## Problem
Reproduce each line of the material exactly, minus any picture.

## Entries supplied
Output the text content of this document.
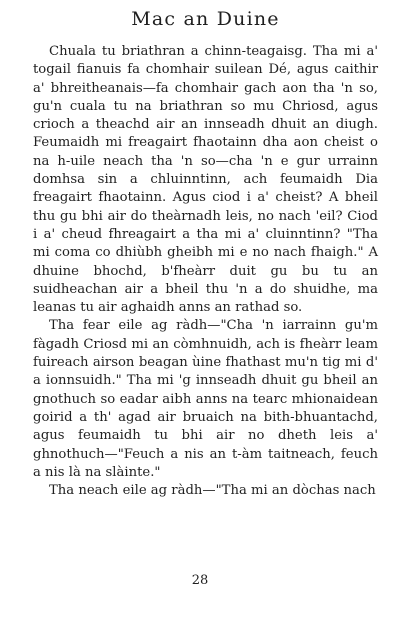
Mac an Duine

Chuala tu briathran a chinn-teagaisg. Tha mi a' togail fianuis fa chomhair suilean Dé, agus caithir a' bhreitheanais—fa chomhair gach aon tha 'n so, gu'n cuala tu na briathran so mu Chriosd, agus crioch a theachd air an innseadh dhuit an diugh. Feumaidh mi freagairt fhaotainn dha aon cheist o na h-uile neach tha 'n so—cha 'n e gur urrainn domhsa sin a chluinntinn, ach feumaidh Dia freagairt fhaotainn. Agus ciod i a' cheist? A bheil thu gu bhi air do theàrnadh leis, no nach 'eil? Ciod i a' cheud fhreagairt a tha mi a' cluinntinn? "Tha mi coma co dhiùbh gheibh mi e no nach fhaigh." A dhuine bhochd, b'fheàrr duit gu bu tu an suidheachan air a bheil thu 'n a do shuidhe, ma leanas tu air aghaidh anns an rathad so.

Tha fear eile ag ràdh—"Cha 'n iarrainn gu'm fàgadh Criosd mi an còmhnuidh, ach is fheàrr leam fuireach airson beagan ùine fhathast mu'n tig mi d' a ionnsuidh." Tha mi 'g innseadh dhuit gu bheil an gnothuch so eadar aibh anns na tearc mhionaidean goirid a th' agad air bruaich na bith-bhuantachd, agus feumaidh tu bhi air no dheth leis a' ghnothuch—"Feuch a nis an t-àm taitneach, feuch a nis là na slàinte."

Tha neach eile ag ràdh—"Tha mi an dòchas nach

28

## Exercise output
Output the text content of this document.
Mac an Duine

Chuala tu briathran a chinn-teagaisg. Tha mi a' togail fianuis fa chomhair suilean Dé, agus caithir a' bhreitheanais—fa chomhair gach aon tha 'n so, gu'n cuala tu na briathran so mu Chriosd, agus crioch a theachd air an innseadh dhuit an diugh. Feumaidh mi freagairt fhaotainn dha aon cheist o na h-uile neach tha 'n so—cha 'n e gur urrainn domhsa sin a chluinntinn, ach feumaidh Dia freagairt fhaotainn. Agus ciod i a' cheist? A bheil thu gu bhi air do theàrnadh leis, no nach 'eil? Ciod i a' cheud fhreagairt a tha mi a' cluinntinn? "Tha mi coma co dhiùbh gheibh mi e no nach fhaigh." A dhuine bhochd, b'fheàrr duit gu bu tu an suidheachan air a bheil thu 'n a do shuidhe, ma leanas tu air aghaidh anns an rathad so.

Tha fear eile ag ràdh—"Cha 'n iarrainn gu'm fàgadh Criosd mi an còmhnuidh, ach is fheàrr leam fuireach airson beagan ùine fhathast mu'n tig mi d' a ionnsuidh." Tha mi 'g innseadh dhuit gu bheil an gnothuch so eadar aibh anns na tearc mhionaidean goirid a th' agad air bruaich na bith-bhuantachd, agus feumaidh tu bhi air no dheth leis a' ghnothuch—"Feuch a nis an t-àm taitneach, feuch a nis là na slàinte."

Tha neach eile ag ràdh—"Tha mi an dòchas nach

28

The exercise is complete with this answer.